## TEXTAUSZUG
------------------------------------------------

Das Adelsgeschlecht der Liechtensteiner siedelte sich danach in Schlesien an. Bis heute ist der schlesische Adler ein Bestandteil des Liechtensteiner Familienwappens. Große Bedeutung für die tschechische Geschichte hatte vor allem Fürst Karl von Liechtenstein. Anfang des 17. Jahrhundertes kam es in Böhmen zum Ständeaufstand. Der Fürst blieb fest an der Seite von Kaiser Ferdinand von Habsburg. Wie wohl bekannt, besiegten die Habsburger 1620 in der Schlacht am Weißen Berg die Ständearmee. Karl wurde danach fürstlich belohnt für seine Dienste dem Kaiser gegenüber, sagt der Historiker Milan Hulík.

------------------------------------------------

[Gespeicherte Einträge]
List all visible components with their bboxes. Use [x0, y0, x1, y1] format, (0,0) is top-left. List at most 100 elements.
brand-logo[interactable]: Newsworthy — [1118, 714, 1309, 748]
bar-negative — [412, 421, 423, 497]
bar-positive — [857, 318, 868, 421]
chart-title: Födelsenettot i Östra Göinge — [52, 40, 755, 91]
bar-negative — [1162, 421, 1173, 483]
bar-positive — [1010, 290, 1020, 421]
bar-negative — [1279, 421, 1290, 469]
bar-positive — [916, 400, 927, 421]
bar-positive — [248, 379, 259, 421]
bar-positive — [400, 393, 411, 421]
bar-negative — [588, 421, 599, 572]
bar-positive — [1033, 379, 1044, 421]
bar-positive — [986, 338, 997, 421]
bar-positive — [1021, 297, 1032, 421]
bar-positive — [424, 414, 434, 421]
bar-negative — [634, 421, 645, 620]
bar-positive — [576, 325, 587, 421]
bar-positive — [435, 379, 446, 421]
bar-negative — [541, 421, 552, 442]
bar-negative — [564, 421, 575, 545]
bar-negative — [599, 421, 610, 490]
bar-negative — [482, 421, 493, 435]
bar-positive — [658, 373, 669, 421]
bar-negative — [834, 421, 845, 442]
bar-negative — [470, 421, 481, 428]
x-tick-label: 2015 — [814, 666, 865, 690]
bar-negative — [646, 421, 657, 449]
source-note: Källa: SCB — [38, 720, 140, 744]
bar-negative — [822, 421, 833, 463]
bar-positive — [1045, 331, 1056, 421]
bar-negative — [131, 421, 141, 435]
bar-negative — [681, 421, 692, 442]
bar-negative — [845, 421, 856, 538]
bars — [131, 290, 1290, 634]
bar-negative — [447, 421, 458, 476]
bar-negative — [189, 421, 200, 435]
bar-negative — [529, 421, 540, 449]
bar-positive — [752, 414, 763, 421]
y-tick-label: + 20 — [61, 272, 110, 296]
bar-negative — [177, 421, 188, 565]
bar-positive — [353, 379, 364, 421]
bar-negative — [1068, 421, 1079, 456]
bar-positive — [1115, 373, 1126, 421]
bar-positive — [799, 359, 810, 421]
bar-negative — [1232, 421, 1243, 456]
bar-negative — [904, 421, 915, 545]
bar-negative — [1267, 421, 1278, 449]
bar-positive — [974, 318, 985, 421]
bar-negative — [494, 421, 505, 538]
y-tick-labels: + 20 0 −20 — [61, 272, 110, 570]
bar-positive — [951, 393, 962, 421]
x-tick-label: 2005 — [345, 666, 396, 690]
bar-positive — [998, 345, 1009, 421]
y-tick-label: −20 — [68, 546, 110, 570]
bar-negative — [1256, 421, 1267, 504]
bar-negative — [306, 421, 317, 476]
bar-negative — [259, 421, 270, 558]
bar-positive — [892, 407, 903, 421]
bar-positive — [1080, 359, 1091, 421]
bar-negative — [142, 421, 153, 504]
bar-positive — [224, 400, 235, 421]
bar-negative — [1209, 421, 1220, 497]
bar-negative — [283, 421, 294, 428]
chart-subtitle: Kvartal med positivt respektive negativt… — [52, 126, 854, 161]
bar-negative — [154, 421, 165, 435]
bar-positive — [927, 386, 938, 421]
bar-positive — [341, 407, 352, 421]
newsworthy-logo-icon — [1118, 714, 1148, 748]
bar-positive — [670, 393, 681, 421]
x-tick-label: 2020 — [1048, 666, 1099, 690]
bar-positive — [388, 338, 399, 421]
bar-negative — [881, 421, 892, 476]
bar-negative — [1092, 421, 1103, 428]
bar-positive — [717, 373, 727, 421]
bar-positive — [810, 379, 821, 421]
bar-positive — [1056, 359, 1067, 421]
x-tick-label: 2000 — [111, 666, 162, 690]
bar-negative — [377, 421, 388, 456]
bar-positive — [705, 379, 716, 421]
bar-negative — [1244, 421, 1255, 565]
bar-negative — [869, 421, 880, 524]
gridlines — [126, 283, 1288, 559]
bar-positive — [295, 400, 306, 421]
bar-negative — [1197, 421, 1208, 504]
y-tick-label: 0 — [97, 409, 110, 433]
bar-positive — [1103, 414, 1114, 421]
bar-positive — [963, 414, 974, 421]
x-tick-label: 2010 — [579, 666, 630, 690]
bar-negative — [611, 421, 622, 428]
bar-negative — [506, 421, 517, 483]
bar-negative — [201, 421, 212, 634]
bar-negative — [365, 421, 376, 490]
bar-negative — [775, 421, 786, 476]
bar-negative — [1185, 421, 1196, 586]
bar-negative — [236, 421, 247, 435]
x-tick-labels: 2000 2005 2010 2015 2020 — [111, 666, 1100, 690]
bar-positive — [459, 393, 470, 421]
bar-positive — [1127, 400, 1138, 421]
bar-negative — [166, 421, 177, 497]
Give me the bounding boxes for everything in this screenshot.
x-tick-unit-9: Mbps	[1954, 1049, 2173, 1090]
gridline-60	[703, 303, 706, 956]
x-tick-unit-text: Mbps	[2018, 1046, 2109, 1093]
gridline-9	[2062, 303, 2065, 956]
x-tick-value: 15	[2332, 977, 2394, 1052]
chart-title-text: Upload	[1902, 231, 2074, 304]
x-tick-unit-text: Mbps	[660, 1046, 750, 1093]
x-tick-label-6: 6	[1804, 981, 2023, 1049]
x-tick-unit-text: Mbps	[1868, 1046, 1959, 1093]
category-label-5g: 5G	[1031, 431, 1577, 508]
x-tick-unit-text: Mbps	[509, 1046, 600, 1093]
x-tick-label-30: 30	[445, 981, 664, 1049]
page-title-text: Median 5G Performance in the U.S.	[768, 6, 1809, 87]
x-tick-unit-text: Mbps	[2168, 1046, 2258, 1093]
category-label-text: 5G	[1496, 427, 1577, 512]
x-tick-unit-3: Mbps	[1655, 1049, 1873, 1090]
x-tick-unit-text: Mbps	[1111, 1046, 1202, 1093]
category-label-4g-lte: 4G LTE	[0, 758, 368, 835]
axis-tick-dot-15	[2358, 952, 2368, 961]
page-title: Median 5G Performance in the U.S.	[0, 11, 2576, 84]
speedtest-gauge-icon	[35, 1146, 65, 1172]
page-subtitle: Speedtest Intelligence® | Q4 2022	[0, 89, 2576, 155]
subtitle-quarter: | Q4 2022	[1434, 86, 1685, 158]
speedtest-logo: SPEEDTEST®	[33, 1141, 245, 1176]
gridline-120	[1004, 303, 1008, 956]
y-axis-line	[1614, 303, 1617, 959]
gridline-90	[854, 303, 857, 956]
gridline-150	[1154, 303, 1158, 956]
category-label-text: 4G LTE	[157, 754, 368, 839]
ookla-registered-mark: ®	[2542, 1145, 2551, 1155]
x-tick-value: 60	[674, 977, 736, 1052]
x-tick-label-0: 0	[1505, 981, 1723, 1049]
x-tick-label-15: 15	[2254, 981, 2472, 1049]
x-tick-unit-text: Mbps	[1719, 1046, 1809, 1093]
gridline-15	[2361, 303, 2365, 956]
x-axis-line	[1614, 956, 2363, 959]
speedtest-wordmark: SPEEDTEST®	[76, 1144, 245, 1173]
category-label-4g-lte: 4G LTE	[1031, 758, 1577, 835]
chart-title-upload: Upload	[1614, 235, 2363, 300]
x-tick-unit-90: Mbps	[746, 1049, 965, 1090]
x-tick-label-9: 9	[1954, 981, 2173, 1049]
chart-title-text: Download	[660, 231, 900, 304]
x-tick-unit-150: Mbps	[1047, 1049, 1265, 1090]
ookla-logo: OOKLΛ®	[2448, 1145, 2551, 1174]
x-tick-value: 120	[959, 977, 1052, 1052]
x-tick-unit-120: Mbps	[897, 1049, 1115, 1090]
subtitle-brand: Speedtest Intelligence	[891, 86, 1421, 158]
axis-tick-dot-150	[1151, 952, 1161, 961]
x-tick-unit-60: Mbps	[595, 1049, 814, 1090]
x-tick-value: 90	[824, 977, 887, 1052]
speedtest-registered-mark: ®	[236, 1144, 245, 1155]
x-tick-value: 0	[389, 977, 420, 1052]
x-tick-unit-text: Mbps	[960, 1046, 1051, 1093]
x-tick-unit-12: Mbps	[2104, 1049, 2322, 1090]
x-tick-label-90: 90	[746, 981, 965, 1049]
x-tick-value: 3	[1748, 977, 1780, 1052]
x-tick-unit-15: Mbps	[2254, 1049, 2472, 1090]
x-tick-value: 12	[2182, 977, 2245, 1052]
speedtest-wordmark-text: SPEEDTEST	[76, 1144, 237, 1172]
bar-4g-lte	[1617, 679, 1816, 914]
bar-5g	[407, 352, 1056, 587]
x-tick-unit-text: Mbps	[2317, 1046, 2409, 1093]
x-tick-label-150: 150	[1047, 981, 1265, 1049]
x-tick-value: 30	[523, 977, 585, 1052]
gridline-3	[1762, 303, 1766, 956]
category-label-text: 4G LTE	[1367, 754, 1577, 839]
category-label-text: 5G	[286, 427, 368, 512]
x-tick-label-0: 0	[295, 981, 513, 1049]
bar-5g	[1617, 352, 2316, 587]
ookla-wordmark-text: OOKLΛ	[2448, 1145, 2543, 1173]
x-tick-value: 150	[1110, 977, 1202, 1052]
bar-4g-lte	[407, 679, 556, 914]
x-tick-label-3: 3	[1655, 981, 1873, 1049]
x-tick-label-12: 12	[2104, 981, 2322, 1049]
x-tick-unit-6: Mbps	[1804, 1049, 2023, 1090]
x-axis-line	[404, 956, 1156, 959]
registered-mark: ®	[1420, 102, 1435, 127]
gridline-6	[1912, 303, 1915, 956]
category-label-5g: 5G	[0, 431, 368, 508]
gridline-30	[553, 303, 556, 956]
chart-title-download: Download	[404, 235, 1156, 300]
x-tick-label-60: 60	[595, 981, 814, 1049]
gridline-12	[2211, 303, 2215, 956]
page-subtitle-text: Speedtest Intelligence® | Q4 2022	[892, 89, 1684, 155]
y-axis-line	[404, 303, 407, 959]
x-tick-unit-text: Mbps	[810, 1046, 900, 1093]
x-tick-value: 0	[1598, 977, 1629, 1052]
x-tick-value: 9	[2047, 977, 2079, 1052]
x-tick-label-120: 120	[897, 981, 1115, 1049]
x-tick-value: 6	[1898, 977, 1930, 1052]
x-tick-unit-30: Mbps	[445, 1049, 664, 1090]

------------------------------------------------

## ARBEITSAUFTRAG 1
Beantworte anhand des Textes über die Liechtensteiner:
(a) Welcher Bestandteil des Familienwappens erinnert an Schlesien?
(b) In welchem Jahr und in welcher Schlacht besiegten die Habsburger die Ständearmee?
(c) Wer wird für die Aussage über Karls Belohnung zitiert?
## ARBEITSAUFTRAG 2
Wiederhole aus dem Text über die Liechtensteiner wortgetreu alles von „Das Adelsgeschlecht der“ bis hinunter zu „Historiker Milan Hulík.“.

## RICHTIGE LÖSUNG 1
(a) Der schlesische Adler.
(b) 1620 in der Schlacht am Weißen Berg.
(c) Der Historiker Milan Hulík.

## RICHTIGE LÖSUNG 2
Das Adelsgeschlecht der Liechtensteiner siedelte sich danach in Schlesien an. Bis heute ist der schlesische Adler ein Bestandteil des Liechtensteiner Familienwappens. Große Bedeutung für die tschechische Geschichte hatte vor allem Fürst Karl von Liechtenstein. Anfang des 17. Jahrhundertes kam es in Böhmen zum Ständeaufstand. Der Fürst blieb fest an der Seite von Kaiser Ferdinand von Habsburg. Wie wohl bekannt, besiegten die Habsburger 1620 in der Schlacht am Weißen Berg die Ständearmee. Karl wurde danach fürstlich belohnt für seine Dienste dem Kaiser gegenüber, sagt der Historiker Milan Hulík.